From the entries below, tally how many lines contain "this" and report only that figure.

[Records]
----
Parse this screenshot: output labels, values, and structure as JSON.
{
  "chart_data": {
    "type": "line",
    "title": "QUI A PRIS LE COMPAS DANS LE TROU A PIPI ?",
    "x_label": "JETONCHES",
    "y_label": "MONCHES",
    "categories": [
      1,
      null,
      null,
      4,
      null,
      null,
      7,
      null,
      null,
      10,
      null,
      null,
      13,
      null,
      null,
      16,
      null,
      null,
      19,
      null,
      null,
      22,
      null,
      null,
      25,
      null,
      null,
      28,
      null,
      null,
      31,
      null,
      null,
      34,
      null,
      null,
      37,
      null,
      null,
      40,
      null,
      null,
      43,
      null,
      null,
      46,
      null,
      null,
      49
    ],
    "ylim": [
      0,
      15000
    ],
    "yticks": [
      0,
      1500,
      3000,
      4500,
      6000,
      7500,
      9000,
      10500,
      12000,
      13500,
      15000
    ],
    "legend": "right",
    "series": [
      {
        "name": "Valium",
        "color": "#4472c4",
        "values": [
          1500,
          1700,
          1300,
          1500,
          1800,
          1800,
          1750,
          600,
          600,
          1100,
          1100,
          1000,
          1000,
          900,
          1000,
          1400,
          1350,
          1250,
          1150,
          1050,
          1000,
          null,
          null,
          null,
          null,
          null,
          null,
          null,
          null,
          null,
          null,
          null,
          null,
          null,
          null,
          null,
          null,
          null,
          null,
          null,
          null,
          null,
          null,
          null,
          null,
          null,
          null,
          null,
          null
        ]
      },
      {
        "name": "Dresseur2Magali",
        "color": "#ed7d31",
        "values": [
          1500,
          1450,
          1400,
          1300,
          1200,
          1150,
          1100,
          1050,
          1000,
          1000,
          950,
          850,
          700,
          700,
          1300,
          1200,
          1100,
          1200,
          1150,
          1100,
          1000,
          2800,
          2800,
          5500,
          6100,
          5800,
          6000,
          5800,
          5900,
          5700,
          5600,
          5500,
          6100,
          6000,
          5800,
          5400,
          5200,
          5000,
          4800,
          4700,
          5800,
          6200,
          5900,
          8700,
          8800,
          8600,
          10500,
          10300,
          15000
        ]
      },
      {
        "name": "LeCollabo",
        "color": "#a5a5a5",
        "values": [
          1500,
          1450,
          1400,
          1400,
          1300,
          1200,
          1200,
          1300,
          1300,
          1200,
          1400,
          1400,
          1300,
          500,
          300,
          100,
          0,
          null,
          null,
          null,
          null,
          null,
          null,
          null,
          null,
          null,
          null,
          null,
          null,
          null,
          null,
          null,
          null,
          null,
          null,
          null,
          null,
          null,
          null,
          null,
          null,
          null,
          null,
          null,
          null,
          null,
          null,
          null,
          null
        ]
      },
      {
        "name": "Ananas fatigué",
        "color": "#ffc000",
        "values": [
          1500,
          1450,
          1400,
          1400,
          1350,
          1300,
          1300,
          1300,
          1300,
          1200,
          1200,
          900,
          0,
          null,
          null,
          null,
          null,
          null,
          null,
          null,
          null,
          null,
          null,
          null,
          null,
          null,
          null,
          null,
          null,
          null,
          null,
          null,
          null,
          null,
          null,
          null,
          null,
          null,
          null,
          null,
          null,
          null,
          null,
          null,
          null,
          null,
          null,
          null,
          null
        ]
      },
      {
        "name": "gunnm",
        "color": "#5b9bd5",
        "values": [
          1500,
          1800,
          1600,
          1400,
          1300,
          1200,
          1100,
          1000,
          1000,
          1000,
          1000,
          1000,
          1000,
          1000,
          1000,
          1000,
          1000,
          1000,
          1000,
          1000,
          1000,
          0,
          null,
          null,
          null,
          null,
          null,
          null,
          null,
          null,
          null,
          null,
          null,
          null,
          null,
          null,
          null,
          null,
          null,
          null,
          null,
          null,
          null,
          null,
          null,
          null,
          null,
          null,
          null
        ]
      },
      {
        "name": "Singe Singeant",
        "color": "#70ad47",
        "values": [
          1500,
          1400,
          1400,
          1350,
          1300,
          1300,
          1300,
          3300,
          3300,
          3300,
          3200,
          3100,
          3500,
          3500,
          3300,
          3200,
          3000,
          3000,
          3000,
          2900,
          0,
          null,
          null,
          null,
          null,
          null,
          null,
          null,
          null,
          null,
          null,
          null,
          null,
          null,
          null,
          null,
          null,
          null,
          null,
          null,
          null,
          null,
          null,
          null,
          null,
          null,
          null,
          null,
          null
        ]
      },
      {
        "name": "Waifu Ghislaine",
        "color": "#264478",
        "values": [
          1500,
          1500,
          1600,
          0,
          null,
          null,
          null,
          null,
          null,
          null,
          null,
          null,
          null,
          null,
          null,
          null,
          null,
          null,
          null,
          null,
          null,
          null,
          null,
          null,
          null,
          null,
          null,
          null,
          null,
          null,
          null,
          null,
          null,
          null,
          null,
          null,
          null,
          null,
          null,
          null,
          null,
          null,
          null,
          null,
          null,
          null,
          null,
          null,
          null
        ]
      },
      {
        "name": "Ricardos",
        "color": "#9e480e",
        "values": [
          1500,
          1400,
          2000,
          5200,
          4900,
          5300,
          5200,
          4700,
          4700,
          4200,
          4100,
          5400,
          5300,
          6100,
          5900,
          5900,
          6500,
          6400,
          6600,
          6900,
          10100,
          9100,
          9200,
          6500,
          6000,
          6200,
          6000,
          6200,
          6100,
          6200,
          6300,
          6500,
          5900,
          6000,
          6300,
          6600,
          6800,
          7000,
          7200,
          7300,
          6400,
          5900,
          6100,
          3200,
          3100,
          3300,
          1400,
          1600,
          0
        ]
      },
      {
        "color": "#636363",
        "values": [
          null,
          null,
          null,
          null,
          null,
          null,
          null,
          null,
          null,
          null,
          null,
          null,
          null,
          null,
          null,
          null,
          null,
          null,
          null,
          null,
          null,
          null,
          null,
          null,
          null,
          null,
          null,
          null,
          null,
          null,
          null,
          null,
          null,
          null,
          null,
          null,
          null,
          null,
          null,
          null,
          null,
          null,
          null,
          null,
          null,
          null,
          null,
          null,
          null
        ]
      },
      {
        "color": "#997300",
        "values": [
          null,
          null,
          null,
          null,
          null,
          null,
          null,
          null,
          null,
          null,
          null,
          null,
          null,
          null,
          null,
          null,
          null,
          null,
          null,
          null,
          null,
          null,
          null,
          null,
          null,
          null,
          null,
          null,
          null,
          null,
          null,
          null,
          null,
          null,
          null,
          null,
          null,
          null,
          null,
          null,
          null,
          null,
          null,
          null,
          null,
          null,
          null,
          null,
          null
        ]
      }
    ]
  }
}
----
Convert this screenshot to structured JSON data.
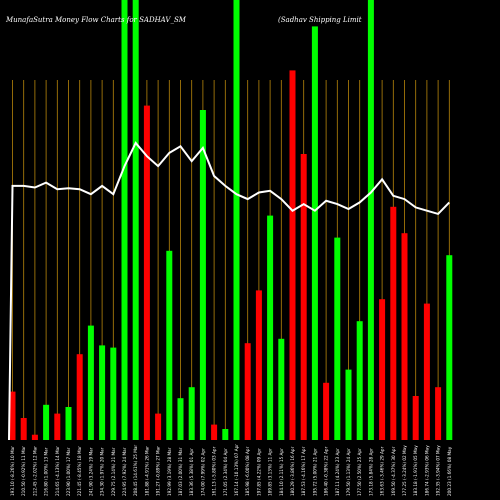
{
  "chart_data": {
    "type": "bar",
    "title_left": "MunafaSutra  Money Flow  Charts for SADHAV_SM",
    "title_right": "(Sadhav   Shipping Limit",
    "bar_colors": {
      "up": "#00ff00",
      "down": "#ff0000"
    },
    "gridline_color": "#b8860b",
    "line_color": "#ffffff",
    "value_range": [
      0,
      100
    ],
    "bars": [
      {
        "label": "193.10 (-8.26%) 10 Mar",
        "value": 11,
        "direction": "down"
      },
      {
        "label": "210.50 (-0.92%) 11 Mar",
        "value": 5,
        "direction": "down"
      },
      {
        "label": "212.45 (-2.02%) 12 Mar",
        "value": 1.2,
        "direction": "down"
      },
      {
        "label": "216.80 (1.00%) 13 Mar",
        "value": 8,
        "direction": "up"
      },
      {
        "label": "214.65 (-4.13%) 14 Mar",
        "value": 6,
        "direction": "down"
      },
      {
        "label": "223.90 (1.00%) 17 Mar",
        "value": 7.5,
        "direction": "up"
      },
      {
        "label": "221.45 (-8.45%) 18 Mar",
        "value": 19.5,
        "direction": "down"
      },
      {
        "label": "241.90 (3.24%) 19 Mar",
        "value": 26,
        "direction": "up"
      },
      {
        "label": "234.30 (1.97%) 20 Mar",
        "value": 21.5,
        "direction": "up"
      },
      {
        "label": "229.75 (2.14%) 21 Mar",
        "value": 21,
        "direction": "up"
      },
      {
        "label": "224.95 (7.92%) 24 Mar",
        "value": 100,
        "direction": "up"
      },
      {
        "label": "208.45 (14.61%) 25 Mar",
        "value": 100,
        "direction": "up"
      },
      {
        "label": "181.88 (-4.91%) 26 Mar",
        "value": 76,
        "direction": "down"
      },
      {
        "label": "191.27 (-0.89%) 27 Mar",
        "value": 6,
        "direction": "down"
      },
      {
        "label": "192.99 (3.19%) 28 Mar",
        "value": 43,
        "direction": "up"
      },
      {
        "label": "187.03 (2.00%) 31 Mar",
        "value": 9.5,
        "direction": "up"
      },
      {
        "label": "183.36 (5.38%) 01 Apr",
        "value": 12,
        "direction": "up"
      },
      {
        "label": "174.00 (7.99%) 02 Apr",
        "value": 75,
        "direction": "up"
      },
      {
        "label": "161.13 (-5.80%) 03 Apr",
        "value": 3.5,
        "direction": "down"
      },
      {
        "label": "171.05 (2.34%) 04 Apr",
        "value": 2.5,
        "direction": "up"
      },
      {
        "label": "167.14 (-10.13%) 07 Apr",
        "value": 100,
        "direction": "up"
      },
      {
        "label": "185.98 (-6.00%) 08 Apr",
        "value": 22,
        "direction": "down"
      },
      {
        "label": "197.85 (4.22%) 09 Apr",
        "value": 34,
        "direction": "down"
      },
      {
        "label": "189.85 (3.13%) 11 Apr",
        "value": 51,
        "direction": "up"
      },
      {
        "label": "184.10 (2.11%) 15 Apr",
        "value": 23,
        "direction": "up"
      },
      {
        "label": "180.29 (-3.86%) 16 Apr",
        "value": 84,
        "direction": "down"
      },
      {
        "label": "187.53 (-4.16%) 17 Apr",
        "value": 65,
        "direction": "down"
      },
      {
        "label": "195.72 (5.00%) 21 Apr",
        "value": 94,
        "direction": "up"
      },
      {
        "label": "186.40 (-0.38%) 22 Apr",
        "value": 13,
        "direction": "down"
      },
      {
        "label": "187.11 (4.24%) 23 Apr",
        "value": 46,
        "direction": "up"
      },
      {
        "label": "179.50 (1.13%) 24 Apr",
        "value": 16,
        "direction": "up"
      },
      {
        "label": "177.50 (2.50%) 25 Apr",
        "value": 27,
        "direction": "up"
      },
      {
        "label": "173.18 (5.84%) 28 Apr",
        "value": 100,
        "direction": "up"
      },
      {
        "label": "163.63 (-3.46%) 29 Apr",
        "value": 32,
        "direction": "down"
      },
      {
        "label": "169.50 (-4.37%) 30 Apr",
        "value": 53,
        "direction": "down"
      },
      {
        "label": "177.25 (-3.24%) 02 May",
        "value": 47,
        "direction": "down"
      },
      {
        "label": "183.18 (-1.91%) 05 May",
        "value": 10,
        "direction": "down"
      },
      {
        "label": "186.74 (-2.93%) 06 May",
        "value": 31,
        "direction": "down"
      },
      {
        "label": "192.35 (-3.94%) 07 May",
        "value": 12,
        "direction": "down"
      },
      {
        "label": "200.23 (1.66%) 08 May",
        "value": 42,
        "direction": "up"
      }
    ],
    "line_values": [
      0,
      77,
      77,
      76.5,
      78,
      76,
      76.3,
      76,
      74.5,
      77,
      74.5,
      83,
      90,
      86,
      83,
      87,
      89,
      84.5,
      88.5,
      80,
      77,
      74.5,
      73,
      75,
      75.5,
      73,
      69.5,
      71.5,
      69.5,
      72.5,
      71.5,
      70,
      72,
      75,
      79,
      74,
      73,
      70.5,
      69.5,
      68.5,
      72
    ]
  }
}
----
_SOLVED EXERCISE_
2